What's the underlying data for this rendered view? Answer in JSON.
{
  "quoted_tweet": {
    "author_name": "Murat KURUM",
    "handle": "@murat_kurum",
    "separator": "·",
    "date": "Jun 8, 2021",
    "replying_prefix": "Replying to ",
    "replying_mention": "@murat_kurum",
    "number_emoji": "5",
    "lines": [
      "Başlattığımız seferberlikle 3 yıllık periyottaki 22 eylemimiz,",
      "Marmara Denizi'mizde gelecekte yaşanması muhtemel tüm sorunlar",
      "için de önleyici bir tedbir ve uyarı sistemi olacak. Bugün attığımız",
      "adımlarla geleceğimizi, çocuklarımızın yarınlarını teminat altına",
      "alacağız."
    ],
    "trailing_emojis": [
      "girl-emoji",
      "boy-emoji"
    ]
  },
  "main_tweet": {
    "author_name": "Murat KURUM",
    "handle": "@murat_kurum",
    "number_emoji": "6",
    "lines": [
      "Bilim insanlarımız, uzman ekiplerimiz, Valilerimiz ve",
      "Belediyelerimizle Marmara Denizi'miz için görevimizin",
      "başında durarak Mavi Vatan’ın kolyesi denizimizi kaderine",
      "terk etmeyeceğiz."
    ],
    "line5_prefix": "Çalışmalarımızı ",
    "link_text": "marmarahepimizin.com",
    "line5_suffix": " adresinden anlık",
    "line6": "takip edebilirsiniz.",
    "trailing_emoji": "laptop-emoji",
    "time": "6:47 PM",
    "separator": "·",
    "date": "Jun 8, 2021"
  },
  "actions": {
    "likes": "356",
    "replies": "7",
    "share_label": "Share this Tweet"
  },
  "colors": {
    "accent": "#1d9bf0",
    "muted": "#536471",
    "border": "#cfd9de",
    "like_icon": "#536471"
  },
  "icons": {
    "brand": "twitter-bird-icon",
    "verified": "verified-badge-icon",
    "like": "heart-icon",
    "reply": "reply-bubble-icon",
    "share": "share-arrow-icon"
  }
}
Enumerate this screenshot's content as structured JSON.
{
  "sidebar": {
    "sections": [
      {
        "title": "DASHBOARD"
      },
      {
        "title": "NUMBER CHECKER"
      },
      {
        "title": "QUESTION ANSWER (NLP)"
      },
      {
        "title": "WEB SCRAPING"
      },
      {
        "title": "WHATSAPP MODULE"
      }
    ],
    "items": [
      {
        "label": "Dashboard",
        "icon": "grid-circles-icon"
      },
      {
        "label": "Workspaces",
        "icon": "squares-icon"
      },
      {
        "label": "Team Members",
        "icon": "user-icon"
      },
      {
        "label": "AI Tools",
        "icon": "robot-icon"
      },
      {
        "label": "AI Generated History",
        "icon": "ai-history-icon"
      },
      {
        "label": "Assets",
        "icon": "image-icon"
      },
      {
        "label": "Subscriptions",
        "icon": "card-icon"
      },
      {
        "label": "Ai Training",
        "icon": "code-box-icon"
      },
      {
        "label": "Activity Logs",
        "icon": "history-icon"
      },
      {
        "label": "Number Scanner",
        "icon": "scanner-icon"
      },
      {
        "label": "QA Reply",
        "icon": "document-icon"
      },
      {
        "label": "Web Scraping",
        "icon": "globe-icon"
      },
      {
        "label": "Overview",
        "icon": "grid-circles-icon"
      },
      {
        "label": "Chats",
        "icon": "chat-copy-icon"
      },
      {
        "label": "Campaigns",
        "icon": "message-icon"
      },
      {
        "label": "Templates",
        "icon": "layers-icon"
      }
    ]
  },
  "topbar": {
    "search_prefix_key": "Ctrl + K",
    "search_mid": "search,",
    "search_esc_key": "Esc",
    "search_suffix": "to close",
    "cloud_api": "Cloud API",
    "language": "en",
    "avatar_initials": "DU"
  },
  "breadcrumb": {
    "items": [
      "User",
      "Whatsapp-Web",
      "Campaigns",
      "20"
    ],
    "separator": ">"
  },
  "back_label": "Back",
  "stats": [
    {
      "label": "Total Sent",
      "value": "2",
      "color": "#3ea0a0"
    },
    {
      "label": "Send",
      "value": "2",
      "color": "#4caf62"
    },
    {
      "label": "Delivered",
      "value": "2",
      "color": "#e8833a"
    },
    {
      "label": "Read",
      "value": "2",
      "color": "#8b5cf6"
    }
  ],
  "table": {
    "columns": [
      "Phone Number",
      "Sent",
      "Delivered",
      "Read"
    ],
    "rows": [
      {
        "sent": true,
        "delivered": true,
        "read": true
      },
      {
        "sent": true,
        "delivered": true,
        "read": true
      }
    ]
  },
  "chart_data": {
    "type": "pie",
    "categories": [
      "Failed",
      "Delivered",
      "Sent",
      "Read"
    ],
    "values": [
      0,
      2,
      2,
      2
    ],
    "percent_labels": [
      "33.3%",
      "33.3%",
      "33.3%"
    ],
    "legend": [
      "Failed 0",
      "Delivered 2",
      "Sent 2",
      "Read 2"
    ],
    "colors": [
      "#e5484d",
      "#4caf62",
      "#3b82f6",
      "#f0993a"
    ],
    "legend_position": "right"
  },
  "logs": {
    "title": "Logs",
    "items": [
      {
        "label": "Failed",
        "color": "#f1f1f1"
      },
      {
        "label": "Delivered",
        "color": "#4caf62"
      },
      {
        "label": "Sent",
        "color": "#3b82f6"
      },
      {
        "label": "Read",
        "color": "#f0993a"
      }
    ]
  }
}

* [Goal]: Write out every line of the material again, exactly as it reads.

* [Correct output]:
What's the underlying data for this rendered view? Answer in JSON.
{
  "quoted_tweet": {
    "author_name": "Murat KURUM",
    "handle": "@murat_kurum",
    "separator": "·",
    "date": "Jun 8, 2021",
    "replying_prefix": "Replying to ",
    "replying_mention": "@murat_kurum",
    "number_emoji": "5",
    "lines": [
      "Başlattığımız seferberlikle 3 yıllık periyottaki 22 eylemimiz,",
      "Marmara Denizi'mizde gelecekte yaşanması muhtemel tüm sorunlar",
      "için de önleyici bir tedbir ve uyarı sistemi olacak. Bugün attığımız",
      "adımlarla geleceğimizi, çocuklarımızın yarınlarını teminat altına",
      "alacağız."
    ],
    "trailing_emojis": [
      "girl-emoji",
      "boy-emoji"
    ]
  },
  "main_tweet": {
    "author_name": "Murat KURUM",
    "handle": "@murat_kurum",
    "number_emoji": "6",
    "lines": [
      "Bilim insanlarımız, uzman ekiplerimiz, Valilerimiz ve",
      "Belediyelerimizle Marmara Denizi'miz için görevimizin",
      "başında durarak Mavi Vatan’ın kolyesi denizimizi kaderine",
      "terk etmeyeceğiz."
    ],
    "line5_prefix": "Çalışmalarımızı ",
    "link_text": "marmarahepimizin.com",
    "line5_suffix": " adresinden anlık",
    "line6": "takip edebilirsiniz.",
    "trailing_emoji": "laptop-emoji",
    "time": "6:47 PM",
    "separator": "·",
    "date": "Jun 8, 2021"
  },
  "actions": {
    "likes": "356",
    "replies": "7",
    "share_label": "Share this Tweet"
  },
  "colors": {
    "accent": "#1d9bf0",
    "muted": "#536471",
    "border": "#cfd9de",
    "like_icon": "#536471"
  },
  "icons": {
    "brand": "twitter-bird-icon",
    "verified": "verified-badge-icon",
    "like": "heart-icon",
    "reply": "reply-bubble-icon",
    "share": "share-arrow-icon"
  }
}
Enumerate this screenshot's content as structured JSON.
{
  "sidebar": {
    "sections": [
      {
        "title": "DASHBOARD"
      },
      {
        "title": "NUMBER CHECKER"
      },
      {
        "title": "QUESTION ANSWER (NLP)"
      },
      {
        "title": "WEB SCRAPING"
      },
      {
        "title": "WHATSAPP MODULE"
      }
    ],
    "items": [
      {
        "label": "Dashboard",
        "icon": "grid-circles-icon"
      },
      {
        "label": "Workspaces",
        "icon": "squares-icon"
      },
      {
        "label": "Team Members",
        "icon": "user-icon"
      },
      {
        "label": "AI Tools",
        "icon": "robot-icon"
      },
      {
        "label": "AI Generated History",
        "icon": "ai-history-icon"
      },
      {
        "label": "Assets",
        "icon": "image-icon"
      },
      {
        "label": "Subscriptions",
        "icon": "card-icon"
      },
      {
        "label": "Ai Training",
        "icon": "code-box-icon"
      },
      {
        "label": "Activity Logs",
        "icon": "history-icon"
      },
      {
        "label": "Number Scanner",
        "icon": "scanner-icon"
      },
      {
        "label": "QA Reply",
        "icon": "document-icon"
      },
      {
        "label": "Web Scraping",
        "icon": "globe-icon"
      },
      {
        "label": "Overview",
        "icon": "grid-circles-icon"
      },
      {
        "label": "Chats",
        "icon": "chat-copy-icon"
      },
      {
        "label": "Campaigns",
        "icon": "message-icon"
      },
      {
        "label": "Templates",
        "icon": "layers-icon"
      }
    ]
  },
  "topbar": {
    "search_prefix_key": "Ctrl + K",
    "search_mid": "search,",
    "search_esc_key": "Esc",
    "search_suffix": "to close",
    "cloud_api": "Cloud API",
    "language": "en",
    "avatar_initials": "DU"
  },
  "breadcrumb": {
    "items": [
      "User",
      "Whatsapp-Web",
      "Campaigns",
      "20"
    ],
    "separator": ">"
  },
  "back_label": "Back",
  "stats": [
    {
      "label": "Total Sent",
      "value": "2",
      "color": "#3ea0a0"
    },
    {
      "label": "Send",
      "value": "2",
      "color": "#4caf62"
    },
    {
      "label": "Delivered",
      "value": "2",
      "color": "#e8833a"
    },
    {
      "label": "Read",
      "value": "2",
      "color": "#8b5cf6"
    }
  ],
  "table": {
    "columns": [
      "Phone Number",
      "Sent",
      "Delivered",
      "Read"
    ],
    "rows": [
      {
        "sent": true,
        "delivered": true,
        "read": true
      },
      {
        "sent": true,
        "delivered": true,
        "read": true
      }
    ]
  },
  "chart_data": {
    "type": "pie",
    "categories": [
      "Failed",
      "Delivered",
      "Sent",
      "Read"
    ],
    "values": [
      0,
      2,
      2,
      2
    ],
    "percent_labels": [
      "33.3%",
      "33.3%",
      "33.3%"
    ],
    "legend": [
      "Failed 0",
      "Delivered 2",
      "Sent 2",
      "Read 2"
    ],
    "colors": [
      "#e5484d",
      "#4caf62",
      "#3b82f6",
      "#f0993a"
    ],
    "legend_position": "right"
  },
  "logs": {
    "title": "Logs",
    "items": [
      {
        "label": "Failed",
        "color": "#f1f1f1"
      },
      {
        "label": "Delivered",
        "color": "#4caf62"
      },
      {
        "label": "Sent",
        "color": "#3b82f6"
      },
      {
        "label": "Read",
        "color": "#f0993a"
      }
    ]
  }
}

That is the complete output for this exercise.